====== THE DATA ======

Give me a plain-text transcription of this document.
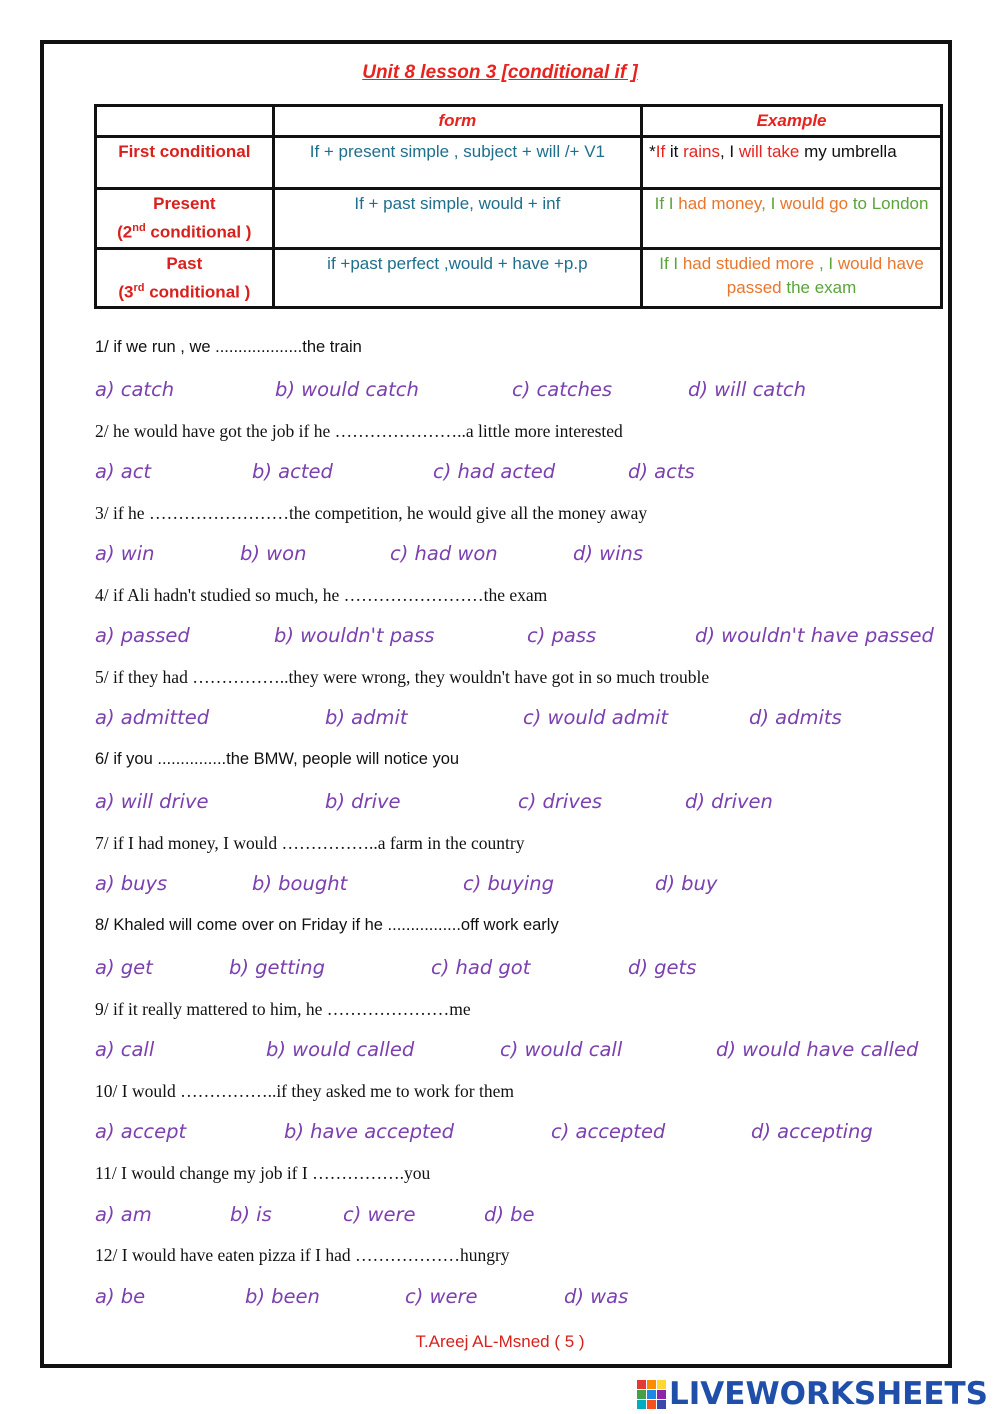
Unit 8 lesson 3 [conditional if ]
	form	Example
First conditional	If + present simple , subject + will /+ V1	*If it rains, I will take my umbrella
Present
(2nd conditional )	If + past simple, would + inf	If I had money, I would go to London
Past
(3rd conditional )	if +past perfect ,would + have +p.p	If I had studied more , I would have passed the exam
1/ if we run , we ...................the train
2/ he would have got the job if he …………………..a little more interested
3/ if he ……………………the competition, he would give all the money away
4/ if Ali hadn't studied so much, he ……………………the exam
5/ if they had ……………..they were wrong, they wouldn't have got in so much trouble
6/ if you ...............the BMW, people will notice you
7/ if I had money, I would ……………..a farm in the country
8/ Khaled will come over on Friday if he ................off work early
9/ if it really mattered to him, he …………………me
10/ I would ……………..if they asked me to work for them
11/ I would change my job if I …………….you
12/ I would have eaten pizza if I had ………………hungry
a) catch	b) would catch	c) catches	d) will catch
a) act	b) acted	c) had acted	d) acts
a) win	b) won	c) had won	d) wins
a) passed	b) wouldn't pass	c) pass	d) wouldn't have passed
a) admitted	b) admit	c) would admit	d) admits
a) will drive	b) drive	c) drives	d) driven
a) buys	b) bought	c) buying	d) buy
a) get	b) getting	c) had got	d) gets
a) call	b) would called	c) would call	d) would have called
a) accept	b) have accepted	c) accepted	d) accepting
a) am	b) is	c) were	d) be
a) be	b) been	c) were	d) was
T.Areej AL-Msned ( 5 )
LIVEWORKSHEETS
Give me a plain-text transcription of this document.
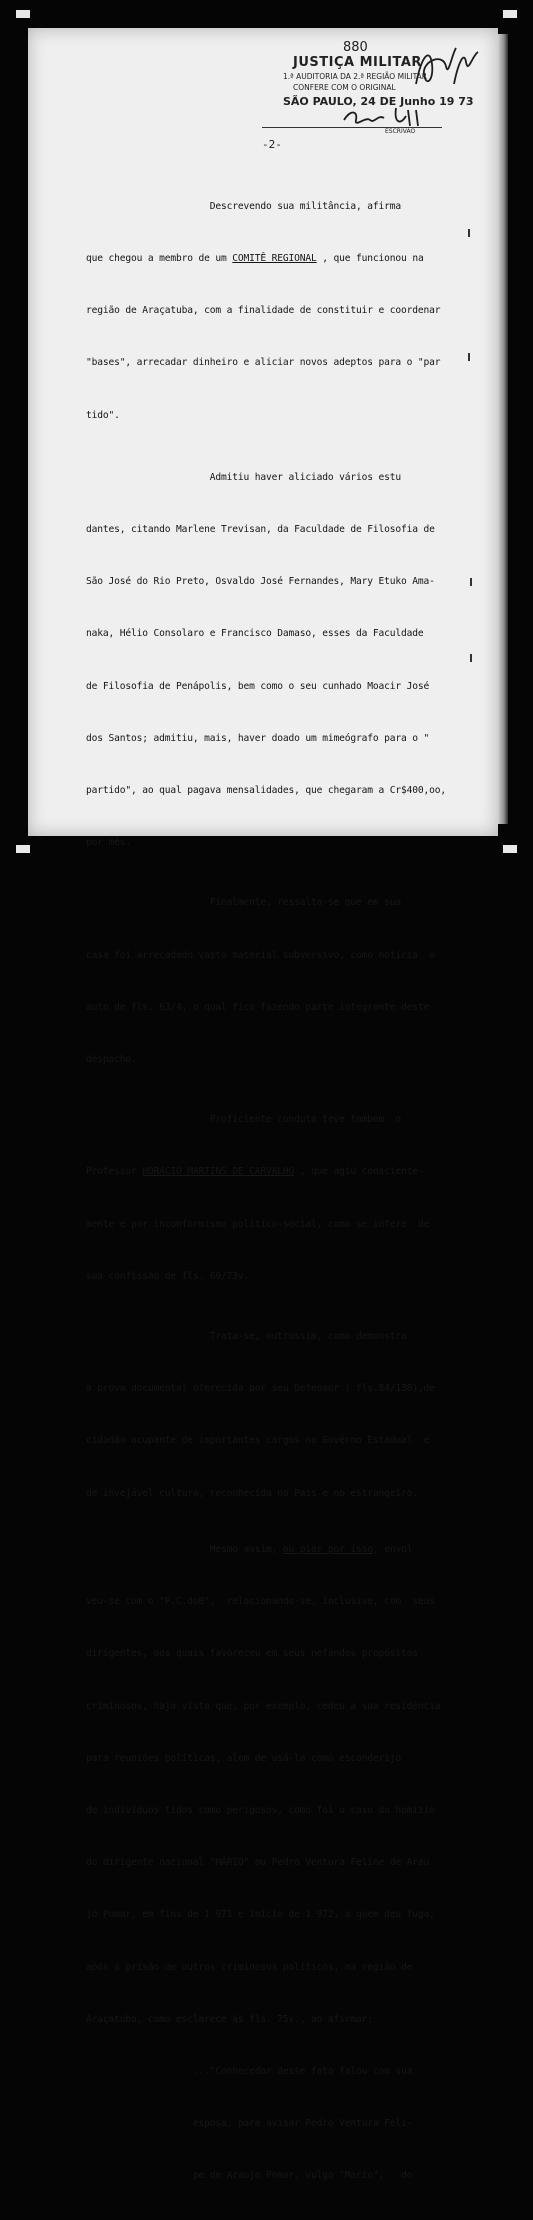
880
JUSTIÇA MILITAR
1.ª AUDITORIA DA 2.ª REGIÃO MILITAR
CONFERE COM O ORIGINAL
SÃO PAULO, 24 DE Junho 19 73
ESCRIVÃO
-2-

Descrevendo sua militância, afirma

que chegou a membro de um COMITÊ REGIONAL , que funcionou na

região de Araçatuba, com a finalidade de constituir e coordenar

"bases", arrecadar dinheiro e aliciar novos adeptos para o "par

tido".

Admitiu haver aliciado vários estu

dantes, citando Marlene Trevisan, da Faculdade de Filosofia de

São José do Rio Preto, Osvaldo José Fernandes, Mary Etuko Ama-

naka, Hélio Consolaro e Francisco Damaso, esses da Faculdade

de Filosofia de Penápolis, bem como o seu cunhado Moacir José

dos Santos; admitiu, mais, haver doado um mimeógrafo para o "

partido", ao qual pagava mensalidades, que chegaram a Cr$400,oo,

por mês.

Finalmente, ressalta-se que em sua

casa foi arrecadado vasto material subversivo, como notícia  o

auto de fls. 63/4, o qual fica fazendo parte integrante deste

despacho.

Proficiente conduta teve também  o

Professor HORÁCIO MARTINS DE CARVALHO , que agiu consciente-

mente e por inconformismo político-social, como se infere  de

sua confissão de fls. 69/73v.

Trata-se, outrossim, como demonstra

a prova documental oferecida por seu Defensor ( fls.84/138),de

cidadão ocupante de importantes cargos no Govêrno Estadual  e

de invejável cultura, reconhecida no País e no estrangeiro.

Mesmo assim, ou pior por isso, envol

veu-se com o "P.C.doB",  relacionando-se, inclusive, com  seus

dirigentes, aos quais favoreceu em seus nefandos propósitos

criminosos, haja vista que, por exemplo, cedeu a sua residência

para reuniões políticas, alem de usá-la como esconderijo

de indivíduos tidos como perigosos, como foi o caso do homizio

do dirigente nacional "MÁRIO" ou Pedro Ventura Feline de Arau

jo Pomar, em fins de 1 971 e início de 1 972, a quem deu fuga,

após a prisão de outros criminosos políticos, na região de

Araçatuba, como esclarece às fls. 75v., ao afirmar:

..."Conhecedor desse fato falou com sua

esposa, para avisar Pedro Ventura Feli-

pe de Araujo Pomar, vulgo "Mario",   do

======

## TASK STATEMENT
Do not copy the pictures, but repeat every line exactly.

## REPLY
Give me a plain-text transcription of this document.
Unit 8 lesson 3 [conditional if ]
	form	Example
First conditional	If + present simple , subject + will /+ V1	*If it rains, I will take my umbrella
Present
(2nd conditional )	If + past simple, would + inf	If I had money, I would go to London
Past
(3rd conditional )	if +past perfect ,would + have +p.p	If I had studied more , I would have passed the exam
1/ if we run , we ...................the train
2/ he would have got the job if he …………………..a little more interested
3/ if he ……………………the competition, he would give all the money away
4/ if Ali hadn't studied so much, he ……………………the exam
5/ if they had ……………..they were wrong, they wouldn't have got in so much trouble
6/ if you ...............the BMW, people will notice you
7/ if I had money, I would ……………..a farm in the country
8/ Khaled will come over on Friday if he ................off work early
9/ if it really mattered to him, he …………………me
10/ I would ……………..if they asked me to work for them
11/ I would change my job if I …………….you
12/ I would have eaten pizza if I had ………………hungry
a) catch	b) would catch	c) catches	d) will catch
a) act	b) acted	c) had acted	d) acts
a) win	b) won	c) had won	d) wins
a) passed	b) wouldn't pass	c) pass	d) wouldn't have passed
a) admitted	b) admit	c) would admit	d) admits
a) will drive	b) drive	c) drives	d) driven
a) buys	b) bought	c) buying	d) buy
a) get	b) getting	c) had got	d) gets
a) call	b) would called	c) would call	d) would have called
a) accept	b) have accepted	c) accepted	d) accepting
a) am	b) is	c) were	d) be
a) be	b) been	c) were	d) was
T.Areej AL-Msned ( 5 )
LIVEWORKSHEETS
Give me a plain-text transcription of this document.
880
JUSTIÇA MILITAR
1.ª AUDITORIA DA 2.ª REGIÃO MILITAR
CONFERE COM O ORIGINAL
SÃO PAULO, 24 DE Junho 19 73
ESCRIVÃO
-2-

Descrevendo sua militância, afirma

que chegou a membro de um COMITÊ REGIONAL , que funcionou na

região de Araçatuba, com a finalidade de constituir e coordenar

"bases", arrecadar dinheiro e aliciar novos adeptos para o "par

tido".

Admitiu haver aliciado vários estu

dantes, citando Marlene Trevisan, da Faculdade de Filosofia de

São José do Rio Preto, Osvaldo José Fernandes, Mary Etuko Ama-

naka, Hélio Consolaro e Francisco Damaso, esses da Faculdade

de Filosofia de Penápolis, bem como o seu cunhado Moacir José

dos Santos; admitiu, mais, haver doado um mimeógrafo para o "

partido", ao qual pagava mensalidades, que chegaram a Cr$400,oo,

por mês.

Finalmente, ressalta-se que em sua

casa foi arrecadado vasto material subversivo, como notícia  o

auto de fls. 63/4, o qual fica fazendo parte integrante deste

despacho.

Proficiente conduta teve também  o

Professor HORÁCIO MARTINS DE CARVALHO , que agiu consciente-

mente e por inconformismo político-social, como se infere  de

sua confissão de fls. 69/73v.

Trata-se, outrossim, como demonstra

a prova documental oferecida por seu Defensor ( fls.84/138),de

cidadão ocupante de importantes cargos no Govêrno Estadual  e

de invejável cultura, reconhecida no País e no estrangeiro.

Mesmo assim, ou pior por isso, envol

veu-se com o "P.C.doB",  relacionando-se, inclusive, com  seus

dirigentes, aos quais favoreceu em seus nefandos propósitos

criminosos, haja vista que, por exemplo, cedeu a sua residência

para reuniões políticas, alem de usá-la como esconderijo

de indivíduos tidos como perigosos, como foi o caso do homizio

do dirigente nacional "MÁRIO" ou Pedro Ventura Feline de Arau

jo Pomar, em fins de 1 971 e início de 1 972, a quem deu fuga,

após a prisão de outros criminosos políticos, na região de

Araçatuba, como esclarece às fls. 75v., ao afirmar:

..."Conhecedor desse fato falou com sua

esposa, para avisar Pedro Ventura Feli-

pe de Araujo Pomar, vulgo "Mario",   do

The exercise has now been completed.